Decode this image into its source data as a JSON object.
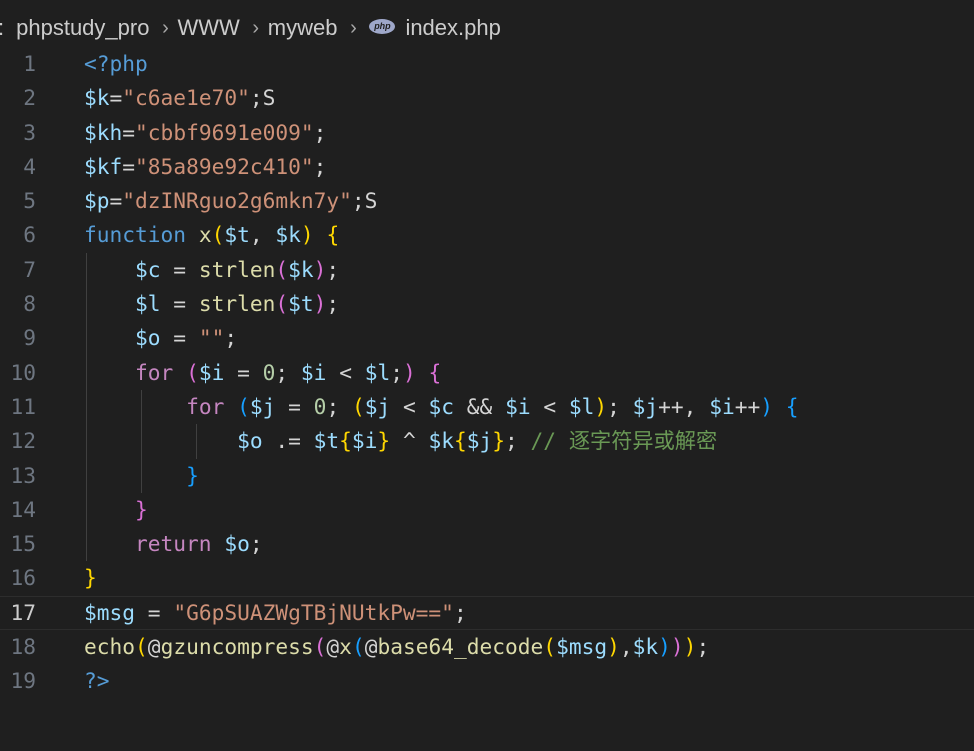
{
  "breadcrumb": {
    "items": [
      ":",
      "phpstudy_pro",
      "WWW",
      "myweb",
      "index.php"
    ],
    "file_icon": "php"
  },
  "editor": {
    "active_line": 17,
    "lines": [
      {
        "n": "1",
        "tokens": [
          [
            "tag",
            "<?php"
          ]
        ]
      },
      {
        "n": "2",
        "tokens": [
          [
            "var",
            "$k"
          ],
          [
            "op",
            "="
          ],
          [
            "str",
            "\"c6ae1e70\""
          ],
          [
            "op",
            ";S"
          ]
        ]
      },
      {
        "n": "3",
        "tokens": [
          [
            "var",
            "$kh"
          ],
          [
            "op",
            "="
          ],
          [
            "str",
            "\"cbbf9691e009\""
          ],
          [
            "op",
            ";"
          ]
        ]
      },
      {
        "n": "4",
        "tokens": [
          [
            "var",
            "$kf"
          ],
          [
            "op",
            "="
          ],
          [
            "str",
            "\"85a89e92c410\""
          ],
          [
            "op",
            ";"
          ]
        ]
      },
      {
        "n": "5",
        "tokens": [
          [
            "var",
            "$p"
          ],
          [
            "op",
            "="
          ],
          [
            "str",
            "\"dzINRguo2g6mkn7y\""
          ],
          [
            "op",
            ";S"
          ]
        ]
      },
      {
        "n": "6",
        "tokens": [
          [
            "kw",
            "function"
          ],
          [
            "op",
            " "
          ],
          [
            "fn",
            "x"
          ],
          [
            "b1",
            "("
          ],
          [
            "var",
            "$t"
          ],
          [
            "op",
            ", "
          ],
          [
            "var",
            "$k"
          ],
          [
            "b1",
            ")"
          ],
          [
            "op",
            " "
          ],
          [
            "b1",
            "{"
          ]
        ]
      },
      {
        "n": "7",
        "tokens": [
          [
            "op",
            "    "
          ],
          [
            "var",
            "$c"
          ],
          [
            "op",
            " = "
          ],
          [
            "fn",
            "strlen"
          ],
          [
            "b2",
            "("
          ],
          [
            "var",
            "$k"
          ],
          [
            "b2",
            ")"
          ],
          [
            "op",
            ";"
          ]
        ]
      },
      {
        "n": "8",
        "tokens": [
          [
            "op",
            "    "
          ],
          [
            "var",
            "$l"
          ],
          [
            "op",
            " = "
          ],
          [
            "fn",
            "strlen"
          ],
          [
            "b2",
            "("
          ],
          [
            "var",
            "$t"
          ],
          [
            "b2",
            ")"
          ],
          [
            "op",
            ";"
          ]
        ]
      },
      {
        "n": "9",
        "tokens": [
          [
            "op",
            "    "
          ],
          [
            "var",
            "$o"
          ],
          [
            "op",
            " = "
          ],
          [
            "str",
            "\"\""
          ],
          [
            "op",
            ";"
          ]
        ]
      },
      {
        "n": "10",
        "tokens": [
          [
            "op",
            "    "
          ],
          [
            "ctl",
            "for"
          ],
          [
            "op",
            " "
          ],
          [
            "b2",
            "("
          ],
          [
            "var",
            "$i"
          ],
          [
            "op",
            " = "
          ],
          [
            "num",
            "0"
          ],
          [
            "op",
            "; "
          ],
          [
            "var",
            "$i"
          ],
          [
            "op",
            " < "
          ],
          [
            "var",
            "$l"
          ],
          [
            "op",
            ";"
          ],
          [
            "b2",
            ")"
          ],
          [
            "op",
            " "
          ],
          [
            "b2",
            "{"
          ]
        ]
      },
      {
        "n": "11",
        "tokens": [
          [
            "op",
            "        "
          ],
          [
            "ctl",
            "for"
          ],
          [
            "op",
            " "
          ],
          [
            "b3",
            "("
          ],
          [
            "var",
            "$j"
          ],
          [
            "op",
            " = "
          ],
          [
            "num",
            "0"
          ],
          [
            "op",
            "; "
          ],
          [
            "b1",
            "("
          ],
          [
            "var",
            "$j"
          ],
          [
            "op",
            " < "
          ],
          [
            "var",
            "$c"
          ],
          [
            "op",
            " && "
          ],
          [
            "var",
            "$i"
          ],
          [
            "op",
            " < "
          ],
          [
            "var",
            "$l"
          ],
          [
            "b1",
            ")"
          ],
          [
            "op",
            "; "
          ],
          [
            "var",
            "$j"
          ],
          [
            "op",
            "++, "
          ],
          [
            "var",
            "$i"
          ],
          [
            "op",
            "++"
          ],
          [
            "b3",
            ")"
          ],
          [
            "op",
            " "
          ],
          [
            "b3",
            "{"
          ]
        ]
      },
      {
        "n": "12",
        "tokens": [
          [
            "op",
            "            "
          ],
          [
            "var",
            "$o"
          ],
          [
            "op",
            " .= "
          ],
          [
            "var",
            "$t"
          ],
          [
            "b1",
            "{"
          ],
          [
            "var",
            "$i"
          ],
          [
            "b1",
            "}"
          ],
          [
            "op",
            " ^ "
          ],
          [
            "var",
            "$k"
          ],
          [
            "b1",
            "{"
          ],
          [
            "var",
            "$j"
          ],
          [
            "b1",
            "}"
          ],
          [
            "op",
            "; "
          ],
          [
            "cm",
            "// 逐字符异或解密"
          ]
        ]
      },
      {
        "n": "13",
        "tokens": [
          [
            "op",
            "        "
          ],
          [
            "b3",
            "}"
          ]
        ]
      },
      {
        "n": "14",
        "tokens": [
          [
            "op",
            "    "
          ],
          [
            "b2",
            "}"
          ]
        ]
      },
      {
        "n": "15",
        "tokens": [
          [
            "op",
            "    "
          ],
          [
            "ctl",
            "return"
          ],
          [
            "op",
            " "
          ],
          [
            "var",
            "$o"
          ],
          [
            "op",
            ";"
          ]
        ]
      },
      {
        "n": "16",
        "tokens": [
          [
            "b1",
            "}"
          ]
        ]
      },
      {
        "n": "17",
        "tokens": [
          [
            "var",
            "$msg"
          ],
          [
            "op",
            " = "
          ],
          [
            "str",
            "\"G6pSUAZWgTBjNUtkPw==\""
          ],
          [
            "op",
            ";"
          ]
        ]
      },
      {
        "n": "18",
        "tokens": [
          [
            "fn",
            "echo"
          ],
          [
            "b1",
            "("
          ],
          [
            "op",
            "@"
          ],
          [
            "fn",
            "gzuncompress"
          ],
          [
            "b2",
            "("
          ],
          [
            "op",
            "@"
          ],
          [
            "fn",
            "x"
          ],
          [
            "b3",
            "("
          ],
          [
            "op",
            "@"
          ],
          [
            "fn",
            "base64_decode"
          ],
          [
            "b1",
            "("
          ],
          [
            "var",
            "$msg"
          ],
          [
            "b1",
            ")"
          ],
          [
            "op",
            ","
          ],
          [
            "var",
            "$k"
          ],
          [
            "b3",
            ")"
          ],
          [
            "b2",
            ")"
          ],
          [
            "b1",
            ")"
          ],
          [
            "op",
            ";"
          ]
        ]
      },
      {
        "n": "19",
        "tokens": [
          [
            "tag",
            "?>"
          ]
        ]
      }
    ]
  }
}
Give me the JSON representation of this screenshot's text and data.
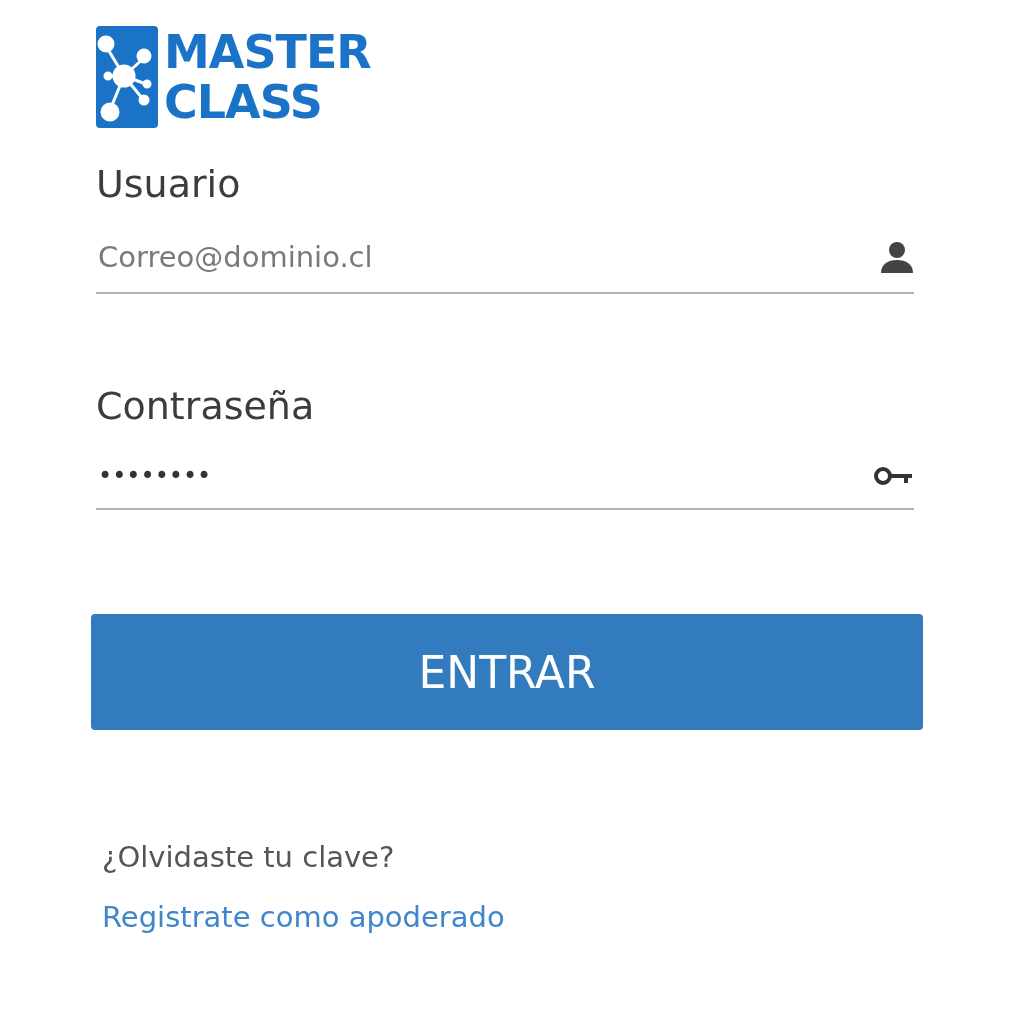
{
  "logo": {
    "lines": [
      "MASTER",
      "CLASS"
    ]
  },
  "fields": [
    {
      "label": "Usuario",
      "placeholder": "Correo@dominio.cl",
      "kind": "user"
    },
    {
      "label": "Contraseña",
      "value": "••••••••",
      "kind": "password"
    }
  ],
  "button": {
    "label": "ENTRAR"
  },
  "links": [
    {
      "label": "¿Olvidaste tu clave?",
      "kind": "plain"
    },
    {
      "label": "Registrate como apoderado",
      "kind": "link"
    }
  ]
}
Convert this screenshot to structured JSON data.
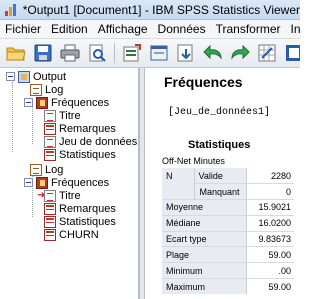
{
  "window": {
    "title": "*Output1 [Document1] - IBM SPSS Statistics Viewer"
  },
  "menu": {
    "items": [
      {
        "label": "Fichier",
        "name": "menu-fichier"
      },
      {
        "label": "Edition",
        "name": "menu-edition"
      },
      {
        "label": "Affichage",
        "name": "menu-affichage"
      },
      {
        "label": "Données",
        "name": "menu-donnees"
      },
      {
        "label": "Transformer",
        "name": "menu-transformer"
      },
      {
        "label": "Insére",
        "name": "menu-inserer"
      }
    ]
  },
  "toolbar": {
    "buttons": [
      "open-folder-icon",
      "save-icon",
      "print-icon",
      "print-preview-icon",
      "export-icon",
      "recall-dialog-icon",
      "import-data-icon",
      "undo-icon",
      "redo-icon",
      "goto-data-icon",
      "goto-case-icon"
    ]
  },
  "tree": {
    "items": [
      {
        "label": "Output",
        "icon": "output-icon"
      },
      {
        "label": "Log",
        "icon": "log-icon"
      },
      {
        "label": "Fréquences",
        "icon": "book-icon"
      },
      {
        "label": "Titre",
        "icon": "page-icon"
      },
      {
        "label": "Remarques",
        "icon": "table-icon"
      },
      {
        "label": "Jeu de données a",
        "icon": "page-icon"
      },
      {
        "label": "Statistiques",
        "icon": "table-icon"
      },
      {
        "label": "Log",
        "icon": "log-icon"
      },
      {
        "label": "Fréquences",
        "icon": "book-icon"
      },
      {
        "label": "Titre",
        "icon": "page-icon",
        "selected_arrow": true
      },
      {
        "label": "Remarques",
        "icon": "table-icon"
      },
      {
        "label": "Statistiques",
        "icon": "table-icon"
      },
      {
        "label": "CHURN",
        "icon": "table-icon"
      }
    ]
  },
  "content": {
    "heading": "Fréquences",
    "dataset": "[Jeu_de_données1]",
    "stats_title": "Statistiques",
    "variable": "Off-Net Minutes",
    "rows": [
      {
        "label": "N",
        "sublabel": "Valide",
        "value": "2280"
      },
      {
        "label": "",
        "sublabel": "Manquant",
        "value": "0"
      },
      {
        "label": "Moyenne",
        "sublabel": "",
        "value": "15.9021"
      },
      {
        "label": "Médiane",
        "sublabel": "",
        "value": "16.0200"
      },
      {
        "label": "Ecart type",
        "sublabel": "",
        "value": "9.83673"
      },
      {
        "label": "Plage",
        "sublabel": "",
        "value": "59.00"
      },
      {
        "label": "Minimum",
        "sublabel": "",
        "value": ".00"
      },
      {
        "label": "Maximum",
        "sublabel": "",
        "value": "59.00"
      }
    ]
  }
}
___
Task directions >>
Search the listing for the word "JSON" and return each line that holds it.

Task response >>
Decode this image into its source data as a JSON object.
Give me the JSON representation of this screenshot's text and data.
Convert this screenshot to structured JSON data.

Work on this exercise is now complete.